Requirements: Wherever the word "взыскании" appears in a line, extract that line.

##### Data

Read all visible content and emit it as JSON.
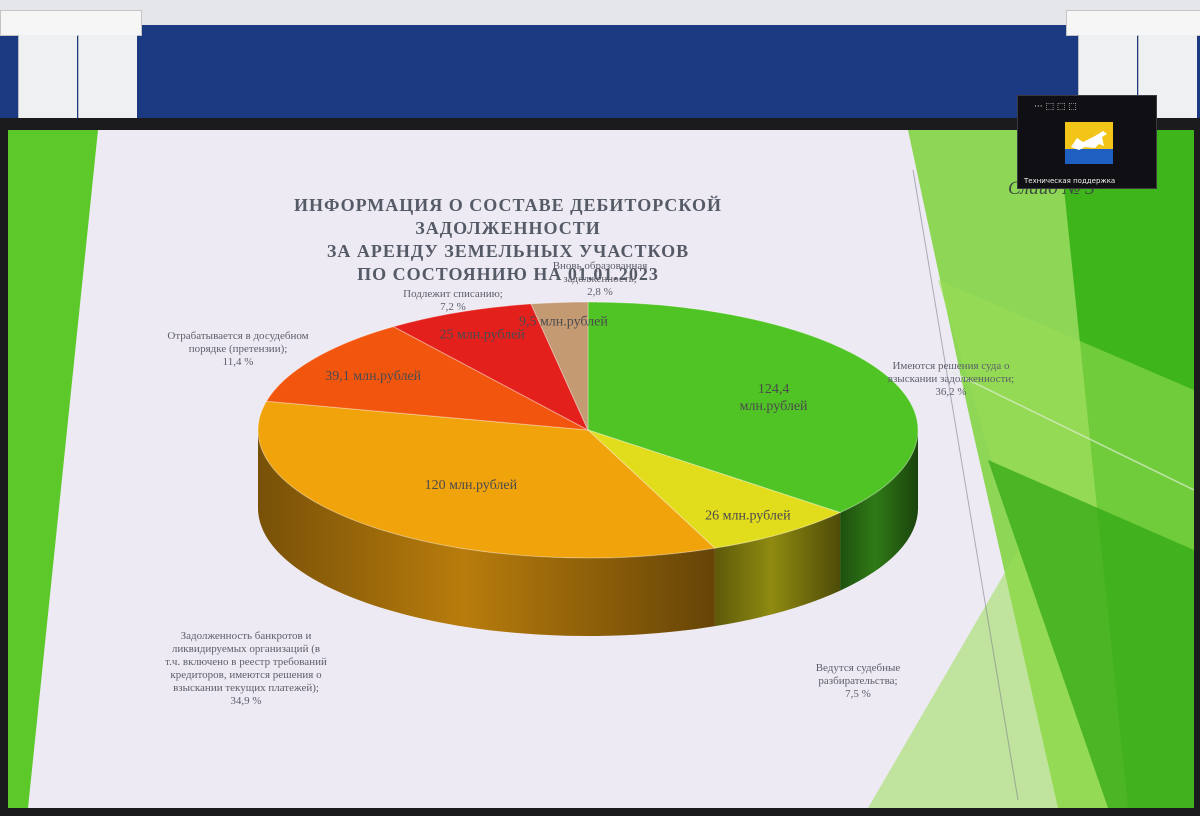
{
  "slide": {
    "title_lines": [
      "ИНФОРМАЦИЯ О СОСТАВЕ ДЕБИТОРСКОЙ ЗАДОЛЖЕННОСТИ",
      "ЗА АРЕНДУ ЗЕМЕЛЬНЫХ УЧАСТКОВ",
      "ПО СОСТОЯНИЮ НА 01.01.2023"
    ],
    "slide_number": "Слайд № 3"
  },
  "webcam": {
    "caption": "Техническая поддержка",
    "toolbar": "··· ⬚ ⬚ ⬚"
  },
  "chart_data": {
    "type": "pie",
    "title": "ИНФОРМАЦИЯ О СОСТАВЕ ДЕБИТОРСКОЙ ЗАДОЛЖЕННОСТИ ЗА АРЕНДУ ЗЕМЕЛЬНЫХ УЧАСТКОВ ПО СОСТОЯНИЮ НА 01.01.2023",
    "style": "3d",
    "slices": [
      {
        "category_lines": [
          "Имеются решения суда о",
          "взыскании задолженности;"
        ],
        "percent_label": "36,2 %",
        "percent": 36.2,
        "value_lines": [
          "124,4",
          "млн.рублей"
        ],
        "value": 124.4,
        "color": "#4fc424",
        "side_color": "#2f7a16"
      },
      {
        "category_lines": [
          "Ведутся судебные",
          "разбирательства;"
        ],
        "percent_label": "7,5 %",
        "percent": 7.5,
        "value_lines": [
          "26 млн.рублей"
        ],
        "value": 26,
        "color": "#e1dc1c",
        "side_color": "#8f8a10"
      },
      {
        "category_lines": [
          "Задолженность банкротов и",
          "ликвидируемых организаций (в",
          "т.ч. включено в реестр требований",
          "кредиторов, имеются решения о",
          "взыскании текущих платежей);"
        ],
        "percent_label": "34,9 %",
        "percent": 34.9,
        "value_lines": [
          "120 млн.рублей"
        ],
        "value": 120,
        "color": "#f0a30b",
        "side_color": "#b87c0c"
      },
      {
        "category_lines": [
          "Отрабатывается в досудебном",
          "порядке (претензии);"
        ],
        "percent_label": "11,4 %",
        "percent": 11.4,
        "value_lines": [
          "39,1 млн.рублей"
        ],
        "value": 39.1,
        "color": "#f2560e",
        "side_color": "#a33a0a"
      },
      {
        "category_lines": [
          "Подлежит списанию;"
        ],
        "percent_label": "7,2 %",
        "percent": 7.2,
        "value_lines": [
          "25 млн.рублей"
        ],
        "value": 25,
        "color": "#e3201c",
        "side_color": "#951512"
      },
      {
        "category_lines": [
          "Вновь образованная",
          "задолженность;"
        ],
        "percent_label": "2,8 %",
        "percent": 2.8,
        "value_lines": [
          "9,5 млн.рублей"
        ],
        "value": 9.5,
        "color": "#c49a72",
        "side_color": "#8a6a4c"
      }
    ]
  }
}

##########

Full solution:
          "взыскании задолженности;"
          "взыскании текущих платежей);"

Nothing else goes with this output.